> **Task statement**: Copy out the data below verbatim.

> **Dataset content**:
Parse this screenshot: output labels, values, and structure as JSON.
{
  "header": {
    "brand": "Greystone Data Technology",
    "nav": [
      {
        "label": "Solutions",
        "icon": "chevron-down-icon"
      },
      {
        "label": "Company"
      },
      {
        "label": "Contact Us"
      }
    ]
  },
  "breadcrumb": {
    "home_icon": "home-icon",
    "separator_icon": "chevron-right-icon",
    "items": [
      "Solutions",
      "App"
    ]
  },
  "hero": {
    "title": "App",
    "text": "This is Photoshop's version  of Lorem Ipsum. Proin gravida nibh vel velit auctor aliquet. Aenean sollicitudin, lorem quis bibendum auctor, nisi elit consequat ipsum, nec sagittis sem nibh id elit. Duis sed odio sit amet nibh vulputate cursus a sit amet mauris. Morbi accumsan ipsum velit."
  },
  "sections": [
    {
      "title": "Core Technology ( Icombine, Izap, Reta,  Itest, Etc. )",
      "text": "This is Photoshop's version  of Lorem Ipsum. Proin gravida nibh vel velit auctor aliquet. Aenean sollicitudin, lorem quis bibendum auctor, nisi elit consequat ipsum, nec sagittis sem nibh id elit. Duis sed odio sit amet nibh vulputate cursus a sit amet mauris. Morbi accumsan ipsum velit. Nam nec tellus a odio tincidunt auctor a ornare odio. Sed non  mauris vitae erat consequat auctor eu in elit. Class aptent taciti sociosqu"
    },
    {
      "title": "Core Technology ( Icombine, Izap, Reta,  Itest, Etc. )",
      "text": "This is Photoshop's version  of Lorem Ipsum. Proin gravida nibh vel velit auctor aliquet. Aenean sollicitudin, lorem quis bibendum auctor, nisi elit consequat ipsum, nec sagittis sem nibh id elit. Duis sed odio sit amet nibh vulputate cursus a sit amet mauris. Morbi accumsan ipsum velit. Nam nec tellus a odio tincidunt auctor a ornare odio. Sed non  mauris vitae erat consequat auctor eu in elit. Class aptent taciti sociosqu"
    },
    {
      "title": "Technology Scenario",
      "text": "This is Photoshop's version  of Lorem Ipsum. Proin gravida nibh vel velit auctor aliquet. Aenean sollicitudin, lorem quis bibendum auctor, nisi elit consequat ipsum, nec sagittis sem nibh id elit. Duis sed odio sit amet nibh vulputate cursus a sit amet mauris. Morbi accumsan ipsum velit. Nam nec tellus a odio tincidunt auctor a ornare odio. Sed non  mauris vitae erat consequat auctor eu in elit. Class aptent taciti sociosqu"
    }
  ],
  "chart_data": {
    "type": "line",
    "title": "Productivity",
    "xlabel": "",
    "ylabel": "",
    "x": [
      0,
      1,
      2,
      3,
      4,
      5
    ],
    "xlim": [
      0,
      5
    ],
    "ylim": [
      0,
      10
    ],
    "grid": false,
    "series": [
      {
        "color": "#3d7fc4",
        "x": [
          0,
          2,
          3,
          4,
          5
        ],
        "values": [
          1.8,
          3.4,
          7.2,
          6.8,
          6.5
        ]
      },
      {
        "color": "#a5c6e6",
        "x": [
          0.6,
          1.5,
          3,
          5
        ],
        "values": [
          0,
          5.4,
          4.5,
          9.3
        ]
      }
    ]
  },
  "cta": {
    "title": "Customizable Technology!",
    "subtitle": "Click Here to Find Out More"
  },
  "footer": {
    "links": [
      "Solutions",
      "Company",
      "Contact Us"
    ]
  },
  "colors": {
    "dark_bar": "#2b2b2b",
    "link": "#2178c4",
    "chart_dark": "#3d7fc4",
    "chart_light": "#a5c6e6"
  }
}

> **Answer to this task**:
Parse this screenshot: output labels, values, and structure as JSON.
{
  "header": {
    "brand": "Greystone Data Technology",
    "nav": [
      {
        "label": "Solutions",
        "icon": "chevron-down-icon"
      },
      {
        "label": "Company"
      },
      {
        "label": "Contact Us"
      }
    ]
  },
  "breadcrumb": {
    "home_icon": "home-icon",
    "separator_icon": "chevron-right-icon",
    "items": [
      "Solutions",
      "App"
    ]
  },
  "hero": {
    "title": "App",
    "text": "This is Photoshop's version  of Lorem Ipsum. Proin gravida nibh vel velit auctor aliquet. Aenean sollicitudin, lorem quis bibendum auctor, nisi elit consequat ipsum, nec sagittis sem nibh id elit. Duis sed odio sit amet nibh vulputate cursus a sit amet mauris. Morbi accumsan ipsum velit."
  },
  "sections": [
    {
      "title": "Core Technology ( Icombine, Izap, Reta,  Itest, Etc. )",
      "text": "This is Photoshop's version  of Lorem Ipsum. Proin gravida nibh vel velit auctor aliquet. Aenean sollicitudin, lorem quis bibendum auctor, nisi elit consequat ipsum, nec sagittis sem nibh id elit. Duis sed odio sit amet nibh vulputate cursus a sit amet mauris. Morbi accumsan ipsum velit. Nam nec tellus a odio tincidunt auctor a ornare odio. Sed non  mauris vitae erat consequat auctor eu in elit. Class aptent taciti sociosqu"
    },
    {
      "title": "Core Technology ( Icombine, Izap, Reta,  Itest, Etc. )",
      "text": "This is Photoshop's version  of Lorem Ipsum. Proin gravida nibh vel velit auctor aliquet. Aenean sollicitudin, lorem quis bibendum auctor, nisi elit consequat ipsum, nec sagittis sem nibh id elit. Duis sed odio sit amet nibh vulputate cursus a sit amet mauris. Morbi accumsan ipsum velit. Nam nec tellus a odio tincidunt auctor a ornare odio. Sed non  mauris vitae erat consequat auctor eu in elit. Class aptent taciti sociosqu"
    },
    {
      "title": "Technology Scenario",
      "text": "This is Photoshop's version  of Lorem Ipsum. Proin gravida nibh vel velit auctor aliquet. Aenean sollicitudin, lorem quis bibendum auctor, nisi elit consequat ipsum, nec sagittis sem nibh id elit. Duis sed odio sit amet nibh vulputate cursus a sit amet mauris. Morbi accumsan ipsum velit. Nam nec tellus a odio tincidunt auctor a ornare odio. Sed non  mauris vitae erat consequat auctor eu in elit. Class aptent taciti sociosqu"
    }
  ],
  "chart_data": {
    "type": "line",
    "title": "Productivity",
    "xlabel": "",
    "ylabel": "",
    "x": [
      0,
      1,
      2,
      3,
      4,
      5
    ],
    "xlim": [
      0,
      5
    ],
    "ylim": [
      0,
      10
    ],
    "grid": false,
    "series": [
      {
        "color": "#3d7fc4",
        "x": [
          0,
          2,
          3,
          4,
          5
        ],
        "values": [
          1.8,
          3.4,
          7.2,
          6.8,
          6.5
        ]
      },
      {
        "color": "#a5c6e6",
        "x": [
          0.6,
          1.5,
          3,
          5
        ],
        "values": [
          0,
          5.4,
          4.5,
          9.3
        ]
      }
    ]
  },
  "cta": {
    "title": "Customizable Technology!",
    "subtitle": "Click Here to Find Out More"
  },
  "footer": {
    "links": [
      "Solutions",
      "Company",
      "Contact Us"
    ]
  },
  "colors": {
    "dark_bar": "#2b2b2b",
    "link": "#2178c4",
    "chart_dark": "#3d7fc4",
    "chart_light": "#a5c6e6"
  }
}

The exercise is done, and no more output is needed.